• _Dataset items_
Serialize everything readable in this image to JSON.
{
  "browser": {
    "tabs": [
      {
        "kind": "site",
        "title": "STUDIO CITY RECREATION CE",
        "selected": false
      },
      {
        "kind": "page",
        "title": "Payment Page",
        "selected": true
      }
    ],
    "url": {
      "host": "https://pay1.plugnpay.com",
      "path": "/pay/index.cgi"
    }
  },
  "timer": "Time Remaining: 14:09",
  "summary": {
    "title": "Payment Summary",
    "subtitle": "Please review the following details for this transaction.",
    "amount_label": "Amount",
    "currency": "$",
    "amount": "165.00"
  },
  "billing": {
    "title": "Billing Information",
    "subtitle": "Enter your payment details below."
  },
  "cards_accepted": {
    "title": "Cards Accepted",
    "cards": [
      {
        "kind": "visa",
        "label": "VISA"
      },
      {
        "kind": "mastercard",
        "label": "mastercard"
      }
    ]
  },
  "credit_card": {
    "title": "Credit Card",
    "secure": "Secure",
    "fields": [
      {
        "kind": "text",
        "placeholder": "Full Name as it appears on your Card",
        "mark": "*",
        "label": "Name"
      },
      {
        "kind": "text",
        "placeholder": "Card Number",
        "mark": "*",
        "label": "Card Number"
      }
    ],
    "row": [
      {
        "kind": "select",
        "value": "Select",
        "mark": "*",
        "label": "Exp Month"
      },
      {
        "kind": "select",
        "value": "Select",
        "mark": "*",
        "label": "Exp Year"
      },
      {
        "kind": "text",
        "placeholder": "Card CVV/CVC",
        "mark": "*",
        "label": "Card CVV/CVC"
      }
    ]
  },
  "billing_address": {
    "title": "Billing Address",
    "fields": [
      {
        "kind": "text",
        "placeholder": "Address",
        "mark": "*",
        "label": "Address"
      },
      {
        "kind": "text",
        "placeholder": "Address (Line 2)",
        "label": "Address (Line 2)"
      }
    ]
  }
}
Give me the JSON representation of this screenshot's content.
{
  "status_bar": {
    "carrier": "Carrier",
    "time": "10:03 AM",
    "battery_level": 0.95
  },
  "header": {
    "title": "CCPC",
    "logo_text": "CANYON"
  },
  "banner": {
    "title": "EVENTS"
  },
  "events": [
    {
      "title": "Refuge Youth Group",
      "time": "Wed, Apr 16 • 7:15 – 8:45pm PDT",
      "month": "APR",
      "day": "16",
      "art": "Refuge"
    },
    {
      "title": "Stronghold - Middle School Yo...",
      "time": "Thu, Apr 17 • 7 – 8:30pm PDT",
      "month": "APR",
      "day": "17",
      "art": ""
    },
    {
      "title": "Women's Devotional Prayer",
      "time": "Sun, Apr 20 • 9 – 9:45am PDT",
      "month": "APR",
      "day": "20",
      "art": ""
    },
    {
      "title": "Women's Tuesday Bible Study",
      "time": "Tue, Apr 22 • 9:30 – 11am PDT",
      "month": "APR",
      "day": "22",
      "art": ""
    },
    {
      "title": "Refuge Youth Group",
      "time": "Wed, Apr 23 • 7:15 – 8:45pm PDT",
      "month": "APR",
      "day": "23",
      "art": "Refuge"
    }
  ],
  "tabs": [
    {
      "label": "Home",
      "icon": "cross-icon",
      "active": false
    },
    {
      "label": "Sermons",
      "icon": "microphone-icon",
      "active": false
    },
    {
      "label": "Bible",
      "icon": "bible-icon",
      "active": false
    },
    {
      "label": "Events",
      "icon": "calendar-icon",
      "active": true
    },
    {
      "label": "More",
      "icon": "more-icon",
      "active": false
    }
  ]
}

• _WORK TO BE COMPLETED_
Copy out every entry again, exactly as it was given.

• _REPLY_
Serialize everything readable in this image to JSON.
{
  "browser": {
    "tabs": [
      {
        "kind": "site",
        "title": "STUDIO CITY RECREATION CE",
        "selected": false
      },
      {
        "kind": "page",
        "title": "Payment Page",
        "selected": true
      }
    ],
    "url": {
      "host": "https://pay1.plugnpay.com",
      "path": "/pay/index.cgi"
    }
  },
  "timer": "Time Remaining: 14:09",
  "summary": {
    "title": "Payment Summary",
    "subtitle": "Please review the following details for this transaction.",
    "amount_label": "Amount",
    "currency": "$",
    "amount": "165.00"
  },
  "billing": {
    "title": "Billing Information",
    "subtitle": "Enter your payment details below."
  },
  "cards_accepted": {
    "title": "Cards Accepted",
    "cards": [
      {
        "kind": "visa",
        "label": "VISA"
      },
      {
        "kind": "mastercard",
        "label": "mastercard"
      }
    ]
  },
  "credit_card": {
    "title": "Credit Card",
    "secure": "Secure",
    "fields": [
      {
        "kind": "text",
        "placeholder": "Full Name as it appears on your Card",
        "mark": "*",
        "label": "Name"
      },
      {
        "kind": "text",
        "placeholder": "Card Number",
        "mark": "*",
        "label": "Card Number"
      }
    ],
    "row": [
      {
        "kind": "select",
        "value": "Select",
        "mark": "*",
        "label": "Exp Month"
      },
      {
        "kind": "select",
        "value": "Select",
        "mark": "*",
        "label": "Exp Year"
      },
      {
        "kind": "text",
        "placeholder": "Card CVV/CVC",
        "mark": "*",
        "label": "Card CVV/CVC"
      }
    ]
  },
  "billing_address": {
    "title": "Billing Address",
    "fields": [
      {
        "kind": "text",
        "placeholder": "Address",
        "mark": "*",
        "label": "Address"
      },
      {
        "kind": "text",
        "placeholder": "Address (Line 2)",
        "label": "Address (Line 2)"
      }
    ]
  }
}
Give me the JSON representation of this screenshot's content.
{
  "status_bar": {
    "carrier": "Carrier",
    "time": "10:03 AM",
    "battery_level": 0.95
  },
  "header": {
    "title": "CCPC",
    "logo_text": "CANYON"
  },
  "banner": {
    "title": "EVENTS"
  },
  "events": [
    {
      "title": "Refuge Youth Group",
      "time": "Wed, Apr 16 • 7:15 – 8:45pm PDT",
      "month": "APR",
      "day": "16",
      "art": "Refuge"
    },
    {
      "title": "Stronghold - Middle School Yo...",
      "time": "Thu, Apr 17 • 7 – 8:30pm PDT",
      "month": "APR",
      "day": "17",
      "art": ""
    },
    {
      "title": "Women's Devotional Prayer",
      "time": "Sun, Apr 20 • 9 – 9:45am PDT",
      "month": "APR",
      "day": "20",
      "art": ""
    },
    {
      "title": "Women's Tuesday Bible Study",
      "time": "Tue, Apr 22 • 9:30 – 11am PDT",
      "month": "APR",
      "day": "22",
      "art": ""
    },
    {
      "title": "Refuge Youth Group",
      "time": "Wed, Apr 23 • 7:15 – 8:45pm PDT",
      "month": "APR",
      "day": "23",
      "art": "Refuge"
    }
  ],
  "tabs": [
    {
      "label": "Home",
      "icon": "cross-icon",
      "active": false
    },
    {
      "label": "Sermons",
      "icon": "microphone-icon",
      "active": false
    },
    {
      "label": "Bible",
      "icon": "bible-icon",
      "active": false
    },
    {
      "label": "Events",
      "icon": "calendar-icon",
      "active": true
    },
    {
      "label": "More",
      "icon": "more-icon",
      "active": false
    }
  ]
}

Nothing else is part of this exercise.